• Exercise:
Say only how many lines contain the word "name".

§ §

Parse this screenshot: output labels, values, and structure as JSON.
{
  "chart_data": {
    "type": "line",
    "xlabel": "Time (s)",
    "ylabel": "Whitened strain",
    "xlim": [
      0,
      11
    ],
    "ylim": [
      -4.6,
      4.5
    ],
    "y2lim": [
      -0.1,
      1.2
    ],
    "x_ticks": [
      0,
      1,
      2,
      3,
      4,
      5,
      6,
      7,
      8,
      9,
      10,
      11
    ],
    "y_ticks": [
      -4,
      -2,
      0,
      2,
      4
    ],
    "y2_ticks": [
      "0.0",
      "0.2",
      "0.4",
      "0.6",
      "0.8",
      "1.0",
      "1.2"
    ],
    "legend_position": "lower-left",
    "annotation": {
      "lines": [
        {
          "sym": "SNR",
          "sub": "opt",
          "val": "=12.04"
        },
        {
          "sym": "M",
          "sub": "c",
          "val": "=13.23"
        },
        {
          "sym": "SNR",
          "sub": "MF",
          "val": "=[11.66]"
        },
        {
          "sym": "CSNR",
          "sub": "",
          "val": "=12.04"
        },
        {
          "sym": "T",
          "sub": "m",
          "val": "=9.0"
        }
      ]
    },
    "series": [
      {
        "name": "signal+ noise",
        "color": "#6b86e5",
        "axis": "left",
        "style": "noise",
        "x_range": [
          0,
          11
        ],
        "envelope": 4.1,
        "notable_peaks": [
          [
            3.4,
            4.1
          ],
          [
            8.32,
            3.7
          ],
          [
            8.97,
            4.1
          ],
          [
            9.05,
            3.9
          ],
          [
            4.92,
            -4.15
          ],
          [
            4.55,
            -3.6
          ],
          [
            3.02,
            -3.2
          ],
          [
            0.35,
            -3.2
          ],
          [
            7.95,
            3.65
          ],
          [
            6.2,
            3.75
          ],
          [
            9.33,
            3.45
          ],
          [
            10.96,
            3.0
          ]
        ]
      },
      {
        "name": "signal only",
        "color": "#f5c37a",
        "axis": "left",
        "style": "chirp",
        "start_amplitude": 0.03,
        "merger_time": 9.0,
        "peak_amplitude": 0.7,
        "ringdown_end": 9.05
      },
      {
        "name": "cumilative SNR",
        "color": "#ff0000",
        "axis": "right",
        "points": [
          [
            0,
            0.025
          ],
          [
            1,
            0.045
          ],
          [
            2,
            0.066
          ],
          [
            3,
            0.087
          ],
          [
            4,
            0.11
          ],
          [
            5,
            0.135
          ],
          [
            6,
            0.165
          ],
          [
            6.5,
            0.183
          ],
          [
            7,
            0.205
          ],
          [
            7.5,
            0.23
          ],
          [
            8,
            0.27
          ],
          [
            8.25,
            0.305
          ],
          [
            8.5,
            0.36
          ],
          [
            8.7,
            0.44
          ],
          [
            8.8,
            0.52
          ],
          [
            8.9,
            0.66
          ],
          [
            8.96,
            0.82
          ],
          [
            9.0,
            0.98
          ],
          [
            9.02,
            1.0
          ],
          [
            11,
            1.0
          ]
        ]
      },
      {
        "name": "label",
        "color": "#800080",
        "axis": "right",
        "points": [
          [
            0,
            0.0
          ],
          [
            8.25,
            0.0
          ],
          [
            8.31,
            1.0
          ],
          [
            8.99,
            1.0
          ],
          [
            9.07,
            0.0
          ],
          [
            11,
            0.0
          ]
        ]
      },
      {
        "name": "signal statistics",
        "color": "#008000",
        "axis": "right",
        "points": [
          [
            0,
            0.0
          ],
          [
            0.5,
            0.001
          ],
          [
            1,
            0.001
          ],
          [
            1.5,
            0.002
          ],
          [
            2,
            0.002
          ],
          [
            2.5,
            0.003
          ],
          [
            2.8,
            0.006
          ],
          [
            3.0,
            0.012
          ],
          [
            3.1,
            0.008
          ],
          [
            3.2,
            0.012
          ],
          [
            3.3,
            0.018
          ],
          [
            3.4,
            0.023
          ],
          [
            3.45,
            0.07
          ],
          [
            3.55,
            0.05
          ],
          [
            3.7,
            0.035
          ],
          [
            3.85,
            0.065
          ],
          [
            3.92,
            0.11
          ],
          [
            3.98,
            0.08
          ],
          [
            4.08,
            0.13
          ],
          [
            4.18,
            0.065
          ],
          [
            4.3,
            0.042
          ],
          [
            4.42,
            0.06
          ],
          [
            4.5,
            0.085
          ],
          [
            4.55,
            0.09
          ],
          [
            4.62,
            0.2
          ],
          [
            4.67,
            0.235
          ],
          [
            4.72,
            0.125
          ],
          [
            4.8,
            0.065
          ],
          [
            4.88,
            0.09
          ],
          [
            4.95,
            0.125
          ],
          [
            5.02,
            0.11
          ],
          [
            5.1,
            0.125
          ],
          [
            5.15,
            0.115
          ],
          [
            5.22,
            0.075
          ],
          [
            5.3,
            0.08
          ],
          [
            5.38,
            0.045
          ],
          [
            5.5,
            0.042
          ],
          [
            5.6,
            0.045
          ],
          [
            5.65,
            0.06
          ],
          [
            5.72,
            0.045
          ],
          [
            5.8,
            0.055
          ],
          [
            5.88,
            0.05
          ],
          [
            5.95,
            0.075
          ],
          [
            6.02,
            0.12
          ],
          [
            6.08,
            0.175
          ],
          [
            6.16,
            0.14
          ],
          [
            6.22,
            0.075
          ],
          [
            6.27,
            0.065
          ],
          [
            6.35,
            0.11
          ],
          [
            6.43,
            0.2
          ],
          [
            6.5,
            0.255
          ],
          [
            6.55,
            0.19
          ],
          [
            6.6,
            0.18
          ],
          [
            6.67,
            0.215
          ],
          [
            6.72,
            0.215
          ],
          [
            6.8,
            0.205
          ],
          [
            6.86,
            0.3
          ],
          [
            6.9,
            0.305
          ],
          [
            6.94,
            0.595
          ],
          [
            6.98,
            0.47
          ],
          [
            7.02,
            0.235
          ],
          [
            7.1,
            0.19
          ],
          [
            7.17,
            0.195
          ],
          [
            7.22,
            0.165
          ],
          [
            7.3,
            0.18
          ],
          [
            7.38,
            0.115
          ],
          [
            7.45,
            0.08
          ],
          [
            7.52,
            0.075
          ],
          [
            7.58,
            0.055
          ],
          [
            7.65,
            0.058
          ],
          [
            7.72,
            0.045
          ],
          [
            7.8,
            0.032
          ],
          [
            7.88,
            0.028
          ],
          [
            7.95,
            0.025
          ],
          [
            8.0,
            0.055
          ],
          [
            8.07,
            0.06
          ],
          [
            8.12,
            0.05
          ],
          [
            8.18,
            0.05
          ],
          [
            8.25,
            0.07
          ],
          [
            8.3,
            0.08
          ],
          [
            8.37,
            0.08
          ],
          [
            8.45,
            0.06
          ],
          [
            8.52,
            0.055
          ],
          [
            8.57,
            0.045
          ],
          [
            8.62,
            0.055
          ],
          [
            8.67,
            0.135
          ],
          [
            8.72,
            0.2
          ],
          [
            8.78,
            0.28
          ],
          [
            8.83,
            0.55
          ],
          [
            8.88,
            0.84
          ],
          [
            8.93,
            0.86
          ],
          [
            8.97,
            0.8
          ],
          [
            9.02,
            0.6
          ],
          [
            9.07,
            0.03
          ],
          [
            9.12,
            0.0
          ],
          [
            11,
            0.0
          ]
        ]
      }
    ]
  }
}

§ §

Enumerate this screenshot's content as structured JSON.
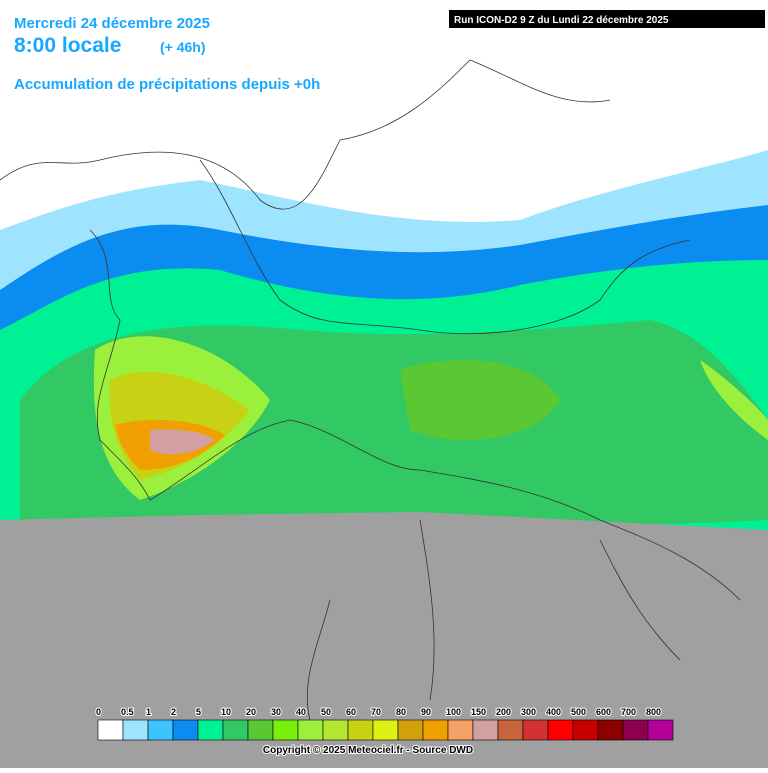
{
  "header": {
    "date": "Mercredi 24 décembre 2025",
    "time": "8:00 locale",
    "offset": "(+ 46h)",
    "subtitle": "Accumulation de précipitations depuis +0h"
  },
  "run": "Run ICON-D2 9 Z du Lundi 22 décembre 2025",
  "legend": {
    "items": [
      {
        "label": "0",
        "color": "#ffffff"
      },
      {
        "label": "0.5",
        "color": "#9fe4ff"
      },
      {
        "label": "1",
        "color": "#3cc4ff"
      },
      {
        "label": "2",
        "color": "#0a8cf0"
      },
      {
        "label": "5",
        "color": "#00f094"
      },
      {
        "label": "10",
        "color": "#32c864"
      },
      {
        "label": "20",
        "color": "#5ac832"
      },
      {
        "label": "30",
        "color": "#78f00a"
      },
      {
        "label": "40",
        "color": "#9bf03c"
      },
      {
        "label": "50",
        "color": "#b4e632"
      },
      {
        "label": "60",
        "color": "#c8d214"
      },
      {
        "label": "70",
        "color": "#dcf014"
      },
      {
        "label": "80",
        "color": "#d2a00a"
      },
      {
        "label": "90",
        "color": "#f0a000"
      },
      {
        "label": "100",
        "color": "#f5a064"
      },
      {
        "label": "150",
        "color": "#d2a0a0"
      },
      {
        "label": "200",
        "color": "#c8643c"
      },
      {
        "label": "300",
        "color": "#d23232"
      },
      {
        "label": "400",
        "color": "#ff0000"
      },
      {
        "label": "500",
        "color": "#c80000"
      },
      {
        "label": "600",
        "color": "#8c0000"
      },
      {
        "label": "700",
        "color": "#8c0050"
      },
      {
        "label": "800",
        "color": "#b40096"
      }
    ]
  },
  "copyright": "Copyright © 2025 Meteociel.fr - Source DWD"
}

§ §

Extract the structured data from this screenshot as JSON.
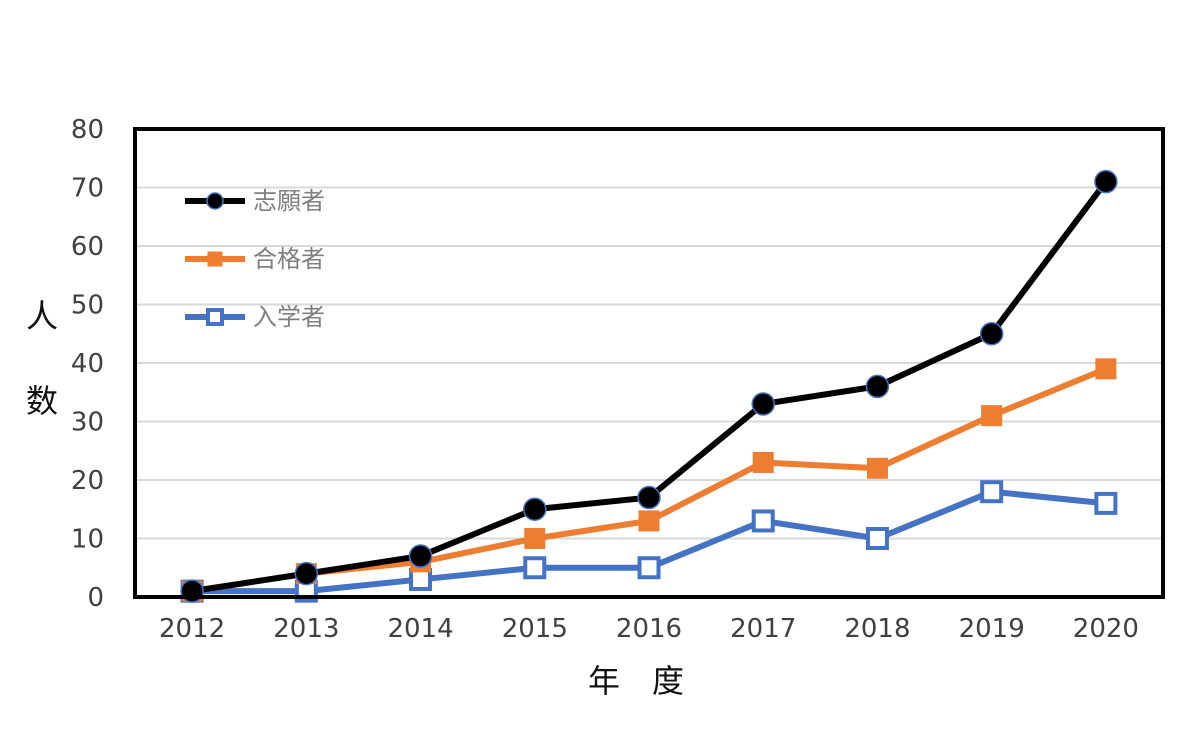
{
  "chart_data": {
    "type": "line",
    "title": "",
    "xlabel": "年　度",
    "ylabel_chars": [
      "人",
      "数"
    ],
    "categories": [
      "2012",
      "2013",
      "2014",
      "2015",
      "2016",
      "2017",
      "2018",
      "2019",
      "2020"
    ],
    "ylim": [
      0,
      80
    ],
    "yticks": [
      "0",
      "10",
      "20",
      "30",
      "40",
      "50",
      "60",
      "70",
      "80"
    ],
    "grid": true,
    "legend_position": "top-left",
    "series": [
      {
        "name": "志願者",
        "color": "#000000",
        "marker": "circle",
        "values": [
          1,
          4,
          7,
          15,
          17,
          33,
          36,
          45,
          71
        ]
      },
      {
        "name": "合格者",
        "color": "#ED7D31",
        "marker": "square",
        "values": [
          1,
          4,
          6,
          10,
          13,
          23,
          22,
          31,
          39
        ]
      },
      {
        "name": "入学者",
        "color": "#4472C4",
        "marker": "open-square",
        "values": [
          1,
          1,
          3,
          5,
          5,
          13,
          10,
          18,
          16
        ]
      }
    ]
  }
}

§ §

• Response to the task:
8